+++ DATA IN THIS EXERCISE +++
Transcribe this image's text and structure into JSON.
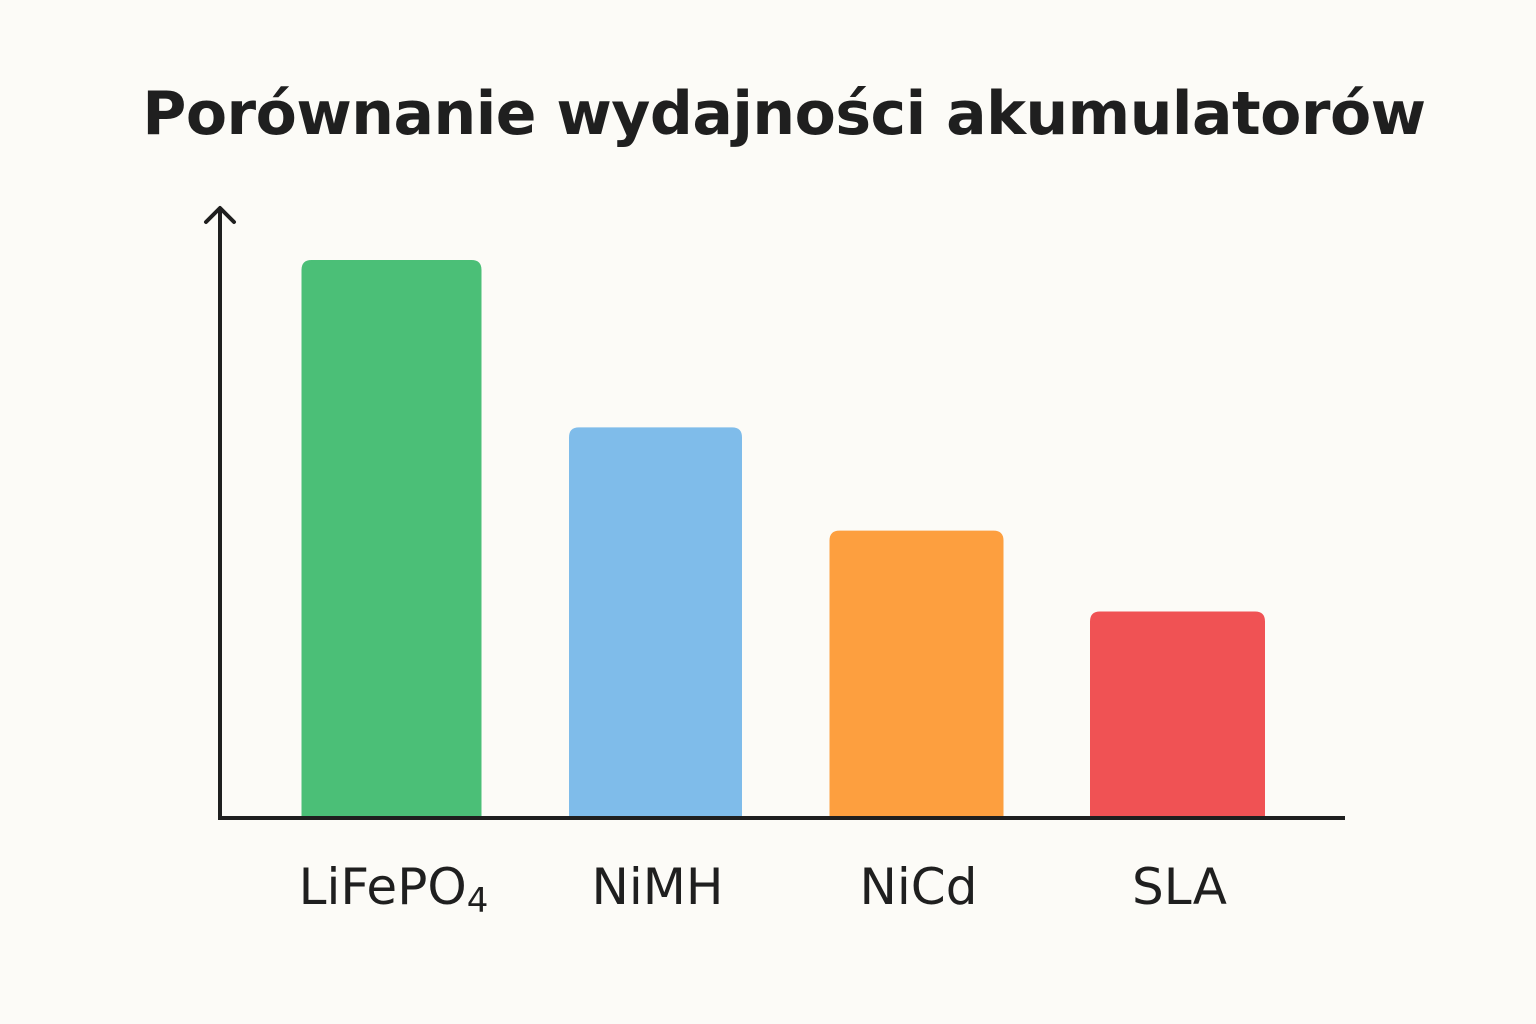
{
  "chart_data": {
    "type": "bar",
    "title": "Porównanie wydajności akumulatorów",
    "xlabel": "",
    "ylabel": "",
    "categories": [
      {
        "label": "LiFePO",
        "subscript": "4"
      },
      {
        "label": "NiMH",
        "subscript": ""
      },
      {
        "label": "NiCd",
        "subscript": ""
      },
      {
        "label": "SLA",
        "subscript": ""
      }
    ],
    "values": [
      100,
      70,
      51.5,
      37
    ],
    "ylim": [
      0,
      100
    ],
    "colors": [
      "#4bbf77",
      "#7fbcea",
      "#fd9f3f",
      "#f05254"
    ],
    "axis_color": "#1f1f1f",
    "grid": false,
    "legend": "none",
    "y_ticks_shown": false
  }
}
+++
== SET PROBLEM ==
Write the records out again in full, exactly, and skip every picture.

== EXERCISE RESPONSE ==
Transcribe this image's text and structure into JSON.
{
  "chart_data": {
    "type": "bar",
    "title": "Porównanie wydajności akumulatorów",
    "xlabel": "",
    "ylabel": "",
    "categories": [
      {
        "label": "LiFePO",
        "subscript": "4"
      },
      {
        "label": "NiMH",
        "subscript": ""
      },
      {
        "label": "NiCd",
        "subscript": ""
      },
      {
        "label": "SLA",
        "subscript": ""
      }
    ],
    "values": [
      100,
      70,
      51.5,
      37
    ],
    "ylim": [
      0,
      100
    ],
    "colors": [
      "#4bbf77",
      "#7fbcea",
      "#fd9f3f",
      "#f05254"
    ],
    "axis_color": "#1f1f1f",
    "grid": false,
    "legend": "none",
    "y_ticks_shown": false
  }
}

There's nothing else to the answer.